- _Your task_:
Go through the data below. Pull out every line that has the word "JSON".

===== Source records

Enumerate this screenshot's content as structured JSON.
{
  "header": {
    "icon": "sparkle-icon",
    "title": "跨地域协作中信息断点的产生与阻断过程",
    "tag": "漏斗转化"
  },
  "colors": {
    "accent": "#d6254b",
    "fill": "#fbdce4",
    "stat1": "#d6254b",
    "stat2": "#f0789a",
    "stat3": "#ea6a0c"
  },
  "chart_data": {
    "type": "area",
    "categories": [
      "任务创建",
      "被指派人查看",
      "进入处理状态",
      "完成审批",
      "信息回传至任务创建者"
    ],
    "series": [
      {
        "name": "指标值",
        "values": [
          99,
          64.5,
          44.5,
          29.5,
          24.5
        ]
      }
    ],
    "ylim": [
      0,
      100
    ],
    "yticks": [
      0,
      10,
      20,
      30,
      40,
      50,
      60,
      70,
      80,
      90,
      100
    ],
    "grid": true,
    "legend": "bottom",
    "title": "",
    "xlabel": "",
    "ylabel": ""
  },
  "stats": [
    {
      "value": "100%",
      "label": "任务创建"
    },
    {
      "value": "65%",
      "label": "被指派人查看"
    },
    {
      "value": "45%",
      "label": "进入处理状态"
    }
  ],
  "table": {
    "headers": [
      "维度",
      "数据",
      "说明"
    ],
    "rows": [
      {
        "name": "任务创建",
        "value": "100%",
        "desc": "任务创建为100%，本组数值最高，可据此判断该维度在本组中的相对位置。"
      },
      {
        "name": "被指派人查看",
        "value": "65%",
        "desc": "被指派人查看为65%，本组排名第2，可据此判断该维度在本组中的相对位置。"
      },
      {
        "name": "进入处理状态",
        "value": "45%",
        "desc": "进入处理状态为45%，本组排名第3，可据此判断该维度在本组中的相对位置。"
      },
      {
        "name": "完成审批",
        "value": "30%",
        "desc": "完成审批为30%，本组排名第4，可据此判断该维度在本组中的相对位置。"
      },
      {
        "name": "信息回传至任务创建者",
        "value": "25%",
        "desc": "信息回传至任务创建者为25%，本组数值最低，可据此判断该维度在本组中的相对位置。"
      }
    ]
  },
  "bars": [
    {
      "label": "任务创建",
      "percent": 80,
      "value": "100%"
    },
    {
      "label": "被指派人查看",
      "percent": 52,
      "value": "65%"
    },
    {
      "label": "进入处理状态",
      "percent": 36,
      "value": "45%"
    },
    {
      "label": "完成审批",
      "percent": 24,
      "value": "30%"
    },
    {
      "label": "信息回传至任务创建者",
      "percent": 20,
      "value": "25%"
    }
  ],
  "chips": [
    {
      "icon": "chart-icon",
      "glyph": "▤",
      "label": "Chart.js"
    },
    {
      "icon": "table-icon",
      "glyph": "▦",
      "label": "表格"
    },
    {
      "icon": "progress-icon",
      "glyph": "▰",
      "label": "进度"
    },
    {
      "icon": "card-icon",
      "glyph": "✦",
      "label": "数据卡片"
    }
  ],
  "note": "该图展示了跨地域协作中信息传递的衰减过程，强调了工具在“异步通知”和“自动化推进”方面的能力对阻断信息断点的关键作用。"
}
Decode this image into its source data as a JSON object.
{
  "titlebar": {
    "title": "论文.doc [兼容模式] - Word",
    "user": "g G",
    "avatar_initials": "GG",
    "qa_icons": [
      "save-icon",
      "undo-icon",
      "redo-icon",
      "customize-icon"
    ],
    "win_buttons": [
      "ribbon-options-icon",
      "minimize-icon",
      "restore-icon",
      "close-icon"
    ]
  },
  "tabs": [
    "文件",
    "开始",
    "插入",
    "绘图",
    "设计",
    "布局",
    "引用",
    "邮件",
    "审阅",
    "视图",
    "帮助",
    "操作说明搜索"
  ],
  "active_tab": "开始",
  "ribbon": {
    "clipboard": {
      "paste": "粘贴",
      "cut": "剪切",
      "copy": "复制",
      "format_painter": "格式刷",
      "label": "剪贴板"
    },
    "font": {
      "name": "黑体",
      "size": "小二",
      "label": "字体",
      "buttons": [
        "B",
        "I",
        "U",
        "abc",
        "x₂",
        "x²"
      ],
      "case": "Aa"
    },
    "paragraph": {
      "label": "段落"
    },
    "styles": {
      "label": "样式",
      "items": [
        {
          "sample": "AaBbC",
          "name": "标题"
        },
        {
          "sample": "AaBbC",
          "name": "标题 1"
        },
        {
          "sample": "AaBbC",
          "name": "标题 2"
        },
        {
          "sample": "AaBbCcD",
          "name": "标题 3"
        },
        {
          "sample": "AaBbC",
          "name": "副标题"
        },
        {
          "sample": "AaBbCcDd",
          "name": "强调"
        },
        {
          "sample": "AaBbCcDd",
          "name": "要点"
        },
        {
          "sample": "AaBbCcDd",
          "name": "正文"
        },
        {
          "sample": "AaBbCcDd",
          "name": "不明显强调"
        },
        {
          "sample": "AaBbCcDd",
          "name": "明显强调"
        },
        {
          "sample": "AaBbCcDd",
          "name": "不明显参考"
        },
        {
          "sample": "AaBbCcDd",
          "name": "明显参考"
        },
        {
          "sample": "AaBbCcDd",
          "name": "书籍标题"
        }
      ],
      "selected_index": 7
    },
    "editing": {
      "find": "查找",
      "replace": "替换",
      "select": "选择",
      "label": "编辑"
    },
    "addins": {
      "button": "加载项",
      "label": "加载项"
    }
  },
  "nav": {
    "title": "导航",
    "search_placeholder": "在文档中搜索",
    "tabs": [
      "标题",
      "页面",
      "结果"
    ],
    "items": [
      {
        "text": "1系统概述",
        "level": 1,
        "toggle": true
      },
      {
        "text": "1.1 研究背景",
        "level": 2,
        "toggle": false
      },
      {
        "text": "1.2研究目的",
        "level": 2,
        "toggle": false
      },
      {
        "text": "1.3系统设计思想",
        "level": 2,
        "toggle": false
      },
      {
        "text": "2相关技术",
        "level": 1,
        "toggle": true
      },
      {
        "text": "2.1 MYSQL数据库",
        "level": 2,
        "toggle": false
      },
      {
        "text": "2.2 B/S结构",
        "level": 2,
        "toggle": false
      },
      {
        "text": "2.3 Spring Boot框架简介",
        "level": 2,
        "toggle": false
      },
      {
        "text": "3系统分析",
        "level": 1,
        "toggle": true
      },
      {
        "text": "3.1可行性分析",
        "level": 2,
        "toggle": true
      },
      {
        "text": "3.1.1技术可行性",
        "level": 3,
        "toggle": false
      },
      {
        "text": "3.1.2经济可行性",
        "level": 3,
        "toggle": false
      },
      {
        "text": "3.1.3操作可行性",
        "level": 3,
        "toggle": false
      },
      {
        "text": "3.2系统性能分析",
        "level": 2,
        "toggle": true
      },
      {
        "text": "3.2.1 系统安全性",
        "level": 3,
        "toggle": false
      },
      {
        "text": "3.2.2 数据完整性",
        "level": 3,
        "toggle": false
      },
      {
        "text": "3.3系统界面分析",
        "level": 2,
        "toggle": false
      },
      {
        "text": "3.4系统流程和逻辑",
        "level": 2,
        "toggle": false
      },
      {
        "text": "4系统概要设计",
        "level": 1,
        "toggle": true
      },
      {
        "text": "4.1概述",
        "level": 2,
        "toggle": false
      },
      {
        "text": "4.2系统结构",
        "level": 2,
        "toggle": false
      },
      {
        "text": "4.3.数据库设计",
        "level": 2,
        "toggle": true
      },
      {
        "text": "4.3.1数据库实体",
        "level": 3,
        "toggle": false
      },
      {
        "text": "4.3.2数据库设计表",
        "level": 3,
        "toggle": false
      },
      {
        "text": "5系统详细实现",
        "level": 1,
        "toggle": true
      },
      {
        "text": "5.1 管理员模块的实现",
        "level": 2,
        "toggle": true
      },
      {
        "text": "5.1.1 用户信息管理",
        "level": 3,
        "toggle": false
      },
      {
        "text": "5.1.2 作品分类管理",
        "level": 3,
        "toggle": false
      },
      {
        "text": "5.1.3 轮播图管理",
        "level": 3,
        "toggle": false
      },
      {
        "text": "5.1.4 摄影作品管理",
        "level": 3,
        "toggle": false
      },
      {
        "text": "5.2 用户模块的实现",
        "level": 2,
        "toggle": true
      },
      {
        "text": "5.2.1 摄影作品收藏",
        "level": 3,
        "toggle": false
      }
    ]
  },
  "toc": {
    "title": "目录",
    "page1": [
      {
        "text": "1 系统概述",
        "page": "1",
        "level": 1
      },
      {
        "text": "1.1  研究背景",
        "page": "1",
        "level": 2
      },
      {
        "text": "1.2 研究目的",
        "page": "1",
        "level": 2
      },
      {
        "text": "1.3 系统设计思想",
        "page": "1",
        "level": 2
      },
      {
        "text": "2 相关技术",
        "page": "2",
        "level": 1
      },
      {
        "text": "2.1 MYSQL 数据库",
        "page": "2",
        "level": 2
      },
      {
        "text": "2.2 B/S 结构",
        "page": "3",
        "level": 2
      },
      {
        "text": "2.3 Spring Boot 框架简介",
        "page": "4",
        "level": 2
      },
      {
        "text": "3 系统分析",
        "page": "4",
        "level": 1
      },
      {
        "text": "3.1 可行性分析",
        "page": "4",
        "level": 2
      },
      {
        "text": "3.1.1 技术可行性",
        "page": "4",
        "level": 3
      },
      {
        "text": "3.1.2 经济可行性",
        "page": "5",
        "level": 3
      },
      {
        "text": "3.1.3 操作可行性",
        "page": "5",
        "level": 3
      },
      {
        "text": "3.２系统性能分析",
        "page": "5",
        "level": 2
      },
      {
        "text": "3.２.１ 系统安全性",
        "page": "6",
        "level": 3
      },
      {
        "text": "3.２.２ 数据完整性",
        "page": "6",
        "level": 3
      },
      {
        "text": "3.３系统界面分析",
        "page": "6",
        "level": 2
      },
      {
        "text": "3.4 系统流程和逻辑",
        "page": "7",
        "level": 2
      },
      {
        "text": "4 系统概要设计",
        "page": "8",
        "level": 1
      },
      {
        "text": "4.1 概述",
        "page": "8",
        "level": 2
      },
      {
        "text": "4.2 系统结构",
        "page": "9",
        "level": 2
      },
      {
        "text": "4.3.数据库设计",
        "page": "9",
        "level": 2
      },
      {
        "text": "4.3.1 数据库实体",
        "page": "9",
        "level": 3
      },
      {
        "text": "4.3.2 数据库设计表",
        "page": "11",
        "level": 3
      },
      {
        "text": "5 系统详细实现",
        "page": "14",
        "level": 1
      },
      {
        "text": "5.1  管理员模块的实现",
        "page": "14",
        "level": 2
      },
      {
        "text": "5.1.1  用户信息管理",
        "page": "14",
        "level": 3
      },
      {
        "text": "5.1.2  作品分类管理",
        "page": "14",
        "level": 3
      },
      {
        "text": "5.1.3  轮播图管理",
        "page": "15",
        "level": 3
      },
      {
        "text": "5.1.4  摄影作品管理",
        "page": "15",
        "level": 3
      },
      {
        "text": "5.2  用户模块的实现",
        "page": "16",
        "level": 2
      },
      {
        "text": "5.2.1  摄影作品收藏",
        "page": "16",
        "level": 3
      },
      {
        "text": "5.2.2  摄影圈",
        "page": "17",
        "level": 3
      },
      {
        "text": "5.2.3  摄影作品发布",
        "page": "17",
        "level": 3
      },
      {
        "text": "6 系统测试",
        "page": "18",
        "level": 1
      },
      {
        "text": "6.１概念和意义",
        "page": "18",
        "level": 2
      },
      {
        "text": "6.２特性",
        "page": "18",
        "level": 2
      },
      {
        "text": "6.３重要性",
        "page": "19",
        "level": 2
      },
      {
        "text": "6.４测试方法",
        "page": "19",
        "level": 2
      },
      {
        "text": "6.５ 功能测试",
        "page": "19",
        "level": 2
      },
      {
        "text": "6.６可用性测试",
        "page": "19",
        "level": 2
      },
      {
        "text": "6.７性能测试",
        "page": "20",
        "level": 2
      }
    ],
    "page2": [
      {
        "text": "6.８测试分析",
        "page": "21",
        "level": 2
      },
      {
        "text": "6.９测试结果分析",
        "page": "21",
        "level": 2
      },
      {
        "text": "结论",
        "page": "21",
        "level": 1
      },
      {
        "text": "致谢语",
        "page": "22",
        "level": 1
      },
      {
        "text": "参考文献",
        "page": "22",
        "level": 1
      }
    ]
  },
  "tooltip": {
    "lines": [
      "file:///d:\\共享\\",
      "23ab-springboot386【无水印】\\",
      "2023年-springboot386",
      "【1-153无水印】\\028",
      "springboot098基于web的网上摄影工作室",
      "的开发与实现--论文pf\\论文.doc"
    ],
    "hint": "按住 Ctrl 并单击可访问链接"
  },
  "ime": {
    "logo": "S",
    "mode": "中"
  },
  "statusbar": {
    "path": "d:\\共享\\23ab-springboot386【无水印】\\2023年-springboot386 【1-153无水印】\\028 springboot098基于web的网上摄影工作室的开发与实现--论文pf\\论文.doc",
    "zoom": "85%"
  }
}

==========

- _Solution_:
Enumerate this screenshot's content as structured JSON.
Decode this image into its source data as a JSON object.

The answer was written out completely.